Given entries:
* * * * *

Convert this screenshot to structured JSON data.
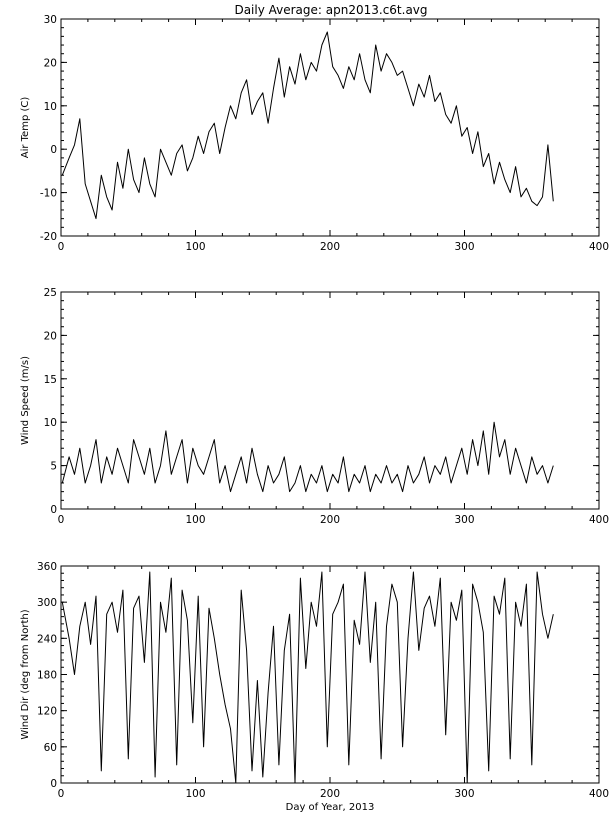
{
  "title": "Daily Average: apn2013.c6t.avg",
  "chart_data": [
    {
      "type": "line",
      "ylabel": "Air Temp (C)",
      "xlim": [
        0,
        400
      ],
      "ylim": [
        -20,
        30
      ],
      "xticks": [
        "0",
        "100",
        "200",
        "300",
        "400"
      ],
      "yticks": [
        "-20",
        "-10",
        "0",
        "10",
        "20",
        "30"
      ],
      "grid": false,
      "x": [
        1,
        6,
        10,
        14,
        18,
        22,
        26,
        30,
        34,
        38,
        42,
        46,
        50,
        54,
        58,
        62,
        66,
        70,
        74,
        78,
        82,
        86,
        90,
        94,
        98,
        102,
        106,
        110,
        114,
        118,
        122,
        126,
        130,
        134,
        138,
        142,
        146,
        150,
        154,
        158,
        162,
        166,
        170,
        174,
        178,
        182,
        186,
        190,
        194,
        198,
        202,
        206,
        210,
        214,
        218,
        222,
        226,
        230,
        234,
        238,
        242,
        246,
        250,
        254,
        258,
        262,
        266,
        270,
        274,
        278,
        282,
        286,
        290,
        294,
        298,
        302,
        306,
        310,
        314,
        318,
        322,
        326,
        330,
        334,
        338,
        342,
        346,
        350,
        354,
        358,
        362,
        366
      ],
      "series": [
        {
          "values": [
            -6,
            -2,
            1,
            7,
            -8,
            -12,
            -16,
            -6,
            -11,
            -14,
            -3,
            -9,
            0,
            -7,
            -10,
            -2,
            -8,
            -11,
            0,
            -3,
            -6,
            -1,
            1,
            -5,
            -2,
            3,
            -1,
            4,
            6,
            -1,
            5,
            10,
            7,
            13,
            16,
            8,
            11,
            13,
            6,
            14,
            21,
            12,
            19,
            15,
            22,
            16,
            20,
            18,
            24,
            27,
            19,
            17,
            14,
            19,
            16,
            22,
            16,
            13,
            24,
            18,
            22,
            20,
            17,
            18,
            14,
            10,
            15,
            12,
            17,
            11,
            13,
            8,
            6,
            10,
            3,
            5,
            -1,
            4,
            -4,
            -1,
            -8,
            -3,
            -7,
            -10,
            -4,
            -11,
            -9,
            -12,
            -13,
            -11,
            1,
            -12
          ]
        }
      ]
    },
    {
      "type": "line",
      "ylabel": "Wind Speed (m/s)",
      "xlim": [
        0,
        400
      ],
      "ylim": [
        0,
        25
      ],
      "xticks": [
        "0",
        "100",
        "200",
        "300",
        "400"
      ],
      "yticks": [
        "0",
        "5",
        "10",
        "15",
        "20",
        "25"
      ],
      "grid": false,
      "x": [
        1,
        6,
        10,
        14,
        18,
        22,
        26,
        30,
        34,
        38,
        42,
        46,
        50,
        54,
        58,
        62,
        66,
        70,
        74,
        78,
        82,
        86,
        90,
        94,
        98,
        102,
        106,
        110,
        114,
        118,
        122,
        126,
        130,
        134,
        138,
        142,
        146,
        150,
        154,
        158,
        162,
        166,
        170,
        174,
        178,
        182,
        186,
        190,
        194,
        198,
        202,
        206,
        210,
        214,
        218,
        222,
        226,
        230,
        234,
        238,
        242,
        246,
        250,
        254,
        258,
        262,
        266,
        270,
        274,
        278,
        282,
        286,
        290,
        294,
        298,
        302,
        306,
        310,
        314,
        318,
        322,
        326,
        330,
        334,
        338,
        342,
        346,
        350,
        354,
        358,
        362,
        366
      ],
      "series": [
        {
          "values": [
            3,
            6,
            4,
            7,
            3,
            5,
            8,
            3,
            6,
            4,
            7,
            5,
            3,
            8,
            6,
            4,
            7,
            3,
            5,
            9,
            4,
            6,
            8,
            3,
            7,
            5,
            4,
            6,
            8,
            3,
            5,
            2,
            4,
            6,
            3,
            7,
            4,
            2,
            5,
            3,
            4,
            6,
            2,
            3,
            5,
            2,
            4,
            3,
            5,
            2,
            4,
            3,
            6,
            2,
            4,
            3,
            5,
            2,
            4,
            3,
            5,
            3,
            4,
            2,
            5,
            3,
            4,
            6,
            3,
            5,
            4,
            6,
            3,
            5,
            7,
            4,
            8,
            5,
            9,
            4,
            10,
            6,
            8,
            4,
            7,
            5,
            3,
            6,
            4,
            5,
            3,
            5
          ]
        }
      ]
    },
    {
      "type": "line",
      "ylabel": "Wind Dir (deg from North)",
      "xlabel": "Day of Year, 2013",
      "xlim": [
        0,
        400
      ],
      "ylim": [
        0,
        360
      ],
      "xticks": [
        "0",
        "100",
        "200",
        "300",
        "400"
      ],
      "yticks": [
        "0",
        "60",
        "120",
        "180",
        "240",
        "300",
        "360"
      ],
      "grid": false,
      "x": [
        1,
        6,
        10,
        14,
        18,
        22,
        26,
        30,
        34,
        38,
        42,
        46,
        50,
        54,
        58,
        62,
        66,
        70,
        74,
        78,
        82,
        86,
        90,
        94,
        98,
        102,
        106,
        110,
        114,
        118,
        122,
        126,
        130,
        134,
        138,
        142,
        146,
        150,
        154,
        158,
        162,
        166,
        170,
        174,
        178,
        182,
        186,
        190,
        194,
        198,
        202,
        206,
        210,
        214,
        218,
        222,
        226,
        230,
        234,
        238,
        242,
        246,
        250,
        254,
        258,
        262,
        266,
        270,
        274,
        278,
        282,
        286,
        290,
        294,
        298,
        302,
        306,
        310,
        314,
        318,
        322,
        326,
        330,
        334,
        338,
        342,
        346,
        350,
        354,
        358,
        362,
        366
      ],
      "series": [
        {
          "values": [
            300,
            240,
            180,
            260,
            300,
            230,
            310,
            20,
            280,
            300,
            250,
            320,
            40,
            290,
            310,
            200,
            350,
            10,
            300,
            250,
            340,
            30,
            320,
            270,
            100,
            310,
            60,
            290,
            240,
            180,
            130,
            90,
            0,
            320,
            220,
            20,
            170,
            10,
            150,
            260,
            30,
            220,
            280,
            0,
            340,
            190,
            300,
            260,
            350,
            60,
            280,
            300,
            330,
            30,
            270,
            230,
            350,
            200,
            300,
            40,
            260,
            330,
            300,
            60,
            240,
            350,
            220,
            290,
            310,
            260,
            340,
            80,
            300,
            270,
            320,
            0,
            330,
            300,
            250,
            20,
            310,
            280,
            340,
            40,
            300,
            260,
            330,
            30,
            350,
            280,
            240,
            280
          ]
        }
      ]
    }
  ]
}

* * * * *

The request: Reproduce the listing above exactly, excluding all pictures.

Response below:
Convert this screenshot to structured JSON data.
{
  "title": "Daily Average: apn2013.c6t.avg",
  "chart_data": [
    {
      "type": "line",
      "ylabel": "Air Temp (C)",
      "xlim": [
        0,
        400
      ],
      "ylim": [
        -20,
        30
      ],
      "xticks": [
        "0",
        "100",
        "200",
        "300",
        "400"
      ],
      "yticks": [
        "-20",
        "-10",
        "0",
        "10",
        "20",
        "30"
      ],
      "grid": false,
      "x": [
        1,
        6,
        10,
        14,
        18,
        22,
        26,
        30,
        34,
        38,
        42,
        46,
        50,
        54,
        58,
        62,
        66,
        70,
        74,
        78,
        82,
        86,
        90,
        94,
        98,
        102,
        106,
        110,
        114,
        118,
        122,
        126,
        130,
        134,
        138,
        142,
        146,
        150,
        154,
        158,
        162,
        166,
        170,
        174,
        178,
        182,
        186,
        190,
        194,
        198,
        202,
        206,
        210,
        214,
        218,
        222,
        226,
        230,
        234,
        238,
        242,
        246,
        250,
        254,
        258,
        262,
        266,
        270,
        274,
        278,
        282,
        286,
        290,
        294,
        298,
        302,
        306,
        310,
        314,
        318,
        322,
        326,
        330,
        334,
        338,
        342,
        346,
        350,
        354,
        358,
        362,
        366
      ],
      "series": [
        {
          "values": [
            -6,
            -2,
            1,
            7,
            -8,
            -12,
            -16,
            -6,
            -11,
            -14,
            -3,
            -9,
            0,
            -7,
            -10,
            -2,
            -8,
            -11,
            0,
            -3,
            -6,
            -1,
            1,
            -5,
            -2,
            3,
            -1,
            4,
            6,
            -1,
            5,
            10,
            7,
            13,
            16,
            8,
            11,
            13,
            6,
            14,
            21,
            12,
            19,
            15,
            22,
            16,
            20,
            18,
            24,
            27,
            19,
            17,
            14,
            19,
            16,
            22,
            16,
            13,
            24,
            18,
            22,
            20,
            17,
            18,
            14,
            10,
            15,
            12,
            17,
            11,
            13,
            8,
            6,
            10,
            3,
            5,
            -1,
            4,
            -4,
            -1,
            -8,
            -3,
            -7,
            -10,
            -4,
            -11,
            -9,
            -12,
            -13,
            -11,
            1,
            -12
          ]
        }
      ]
    },
    {
      "type": "line",
      "ylabel": "Wind Speed (m/s)",
      "xlim": [
        0,
        400
      ],
      "ylim": [
        0,
        25
      ],
      "xticks": [
        "0",
        "100",
        "200",
        "300",
        "400"
      ],
      "yticks": [
        "0",
        "5",
        "10",
        "15",
        "20",
        "25"
      ],
      "grid": false,
      "x": [
        1,
        6,
        10,
        14,
        18,
        22,
        26,
        30,
        34,
        38,
        42,
        46,
        50,
        54,
        58,
        62,
        66,
        70,
        74,
        78,
        82,
        86,
        90,
        94,
        98,
        102,
        106,
        110,
        114,
        118,
        122,
        126,
        130,
        134,
        138,
        142,
        146,
        150,
        154,
        158,
        162,
        166,
        170,
        174,
        178,
        182,
        186,
        190,
        194,
        198,
        202,
        206,
        210,
        214,
        218,
        222,
        226,
        230,
        234,
        238,
        242,
        246,
        250,
        254,
        258,
        262,
        266,
        270,
        274,
        278,
        282,
        286,
        290,
        294,
        298,
        302,
        306,
        310,
        314,
        318,
        322,
        326,
        330,
        334,
        338,
        342,
        346,
        350,
        354,
        358,
        362,
        366
      ],
      "series": [
        {
          "values": [
            3,
            6,
            4,
            7,
            3,
            5,
            8,
            3,
            6,
            4,
            7,
            5,
            3,
            8,
            6,
            4,
            7,
            3,
            5,
            9,
            4,
            6,
            8,
            3,
            7,
            5,
            4,
            6,
            8,
            3,
            5,
            2,
            4,
            6,
            3,
            7,
            4,
            2,
            5,
            3,
            4,
            6,
            2,
            3,
            5,
            2,
            4,
            3,
            5,
            2,
            4,
            3,
            6,
            2,
            4,
            3,
            5,
            2,
            4,
            3,
            5,
            3,
            4,
            2,
            5,
            3,
            4,
            6,
            3,
            5,
            4,
            6,
            3,
            5,
            7,
            4,
            8,
            5,
            9,
            4,
            10,
            6,
            8,
            4,
            7,
            5,
            3,
            6,
            4,
            5,
            3,
            5
          ]
        }
      ]
    },
    {
      "type": "line",
      "ylabel": "Wind Dir (deg from North)",
      "xlabel": "Day of Year, 2013",
      "xlim": [
        0,
        400
      ],
      "ylim": [
        0,
        360
      ],
      "xticks": [
        "0",
        "100",
        "200",
        "300",
        "400"
      ],
      "yticks": [
        "0",
        "60",
        "120",
        "180",
        "240",
        "300",
        "360"
      ],
      "grid": false,
      "x": [
        1,
        6,
        10,
        14,
        18,
        22,
        26,
        30,
        34,
        38,
        42,
        46,
        50,
        54,
        58,
        62,
        66,
        70,
        74,
        78,
        82,
        86,
        90,
        94,
        98,
        102,
        106,
        110,
        114,
        118,
        122,
        126,
        130,
        134,
        138,
        142,
        146,
        150,
        154,
        158,
        162,
        166,
        170,
        174,
        178,
        182,
        186,
        190,
        194,
        198,
        202,
        206,
        210,
        214,
        218,
        222,
        226,
        230,
        234,
        238,
        242,
        246,
        250,
        254,
        258,
        262,
        266,
        270,
        274,
        278,
        282,
        286,
        290,
        294,
        298,
        302,
        306,
        310,
        314,
        318,
        322,
        326,
        330,
        334,
        338,
        342,
        346,
        350,
        354,
        358,
        362,
        366
      ],
      "series": [
        {
          "values": [
            300,
            240,
            180,
            260,
            300,
            230,
            310,
            20,
            280,
            300,
            250,
            320,
            40,
            290,
            310,
            200,
            350,
            10,
            300,
            250,
            340,
            30,
            320,
            270,
            100,
            310,
            60,
            290,
            240,
            180,
            130,
            90,
            0,
            320,
            220,
            20,
            170,
            10,
            150,
            260,
            30,
            220,
            280,
            0,
            340,
            190,
            300,
            260,
            350,
            60,
            280,
            300,
            330,
            30,
            270,
            230,
            350,
            200,
            300,
            40,
            260,
            330,
            300,
            60,
            240,
            350,
            220,
            290,
            310,
            260,
            340,
            80,
            300,
            270,
            320,
            0,
            330,
            300,
            250,
            20,
            310,
            280,
            340,
            40,
            300,
            260,
            330,
            30,
            350,
            280,
            240,
            280
          ]
        }
      ]
    }
  ]
}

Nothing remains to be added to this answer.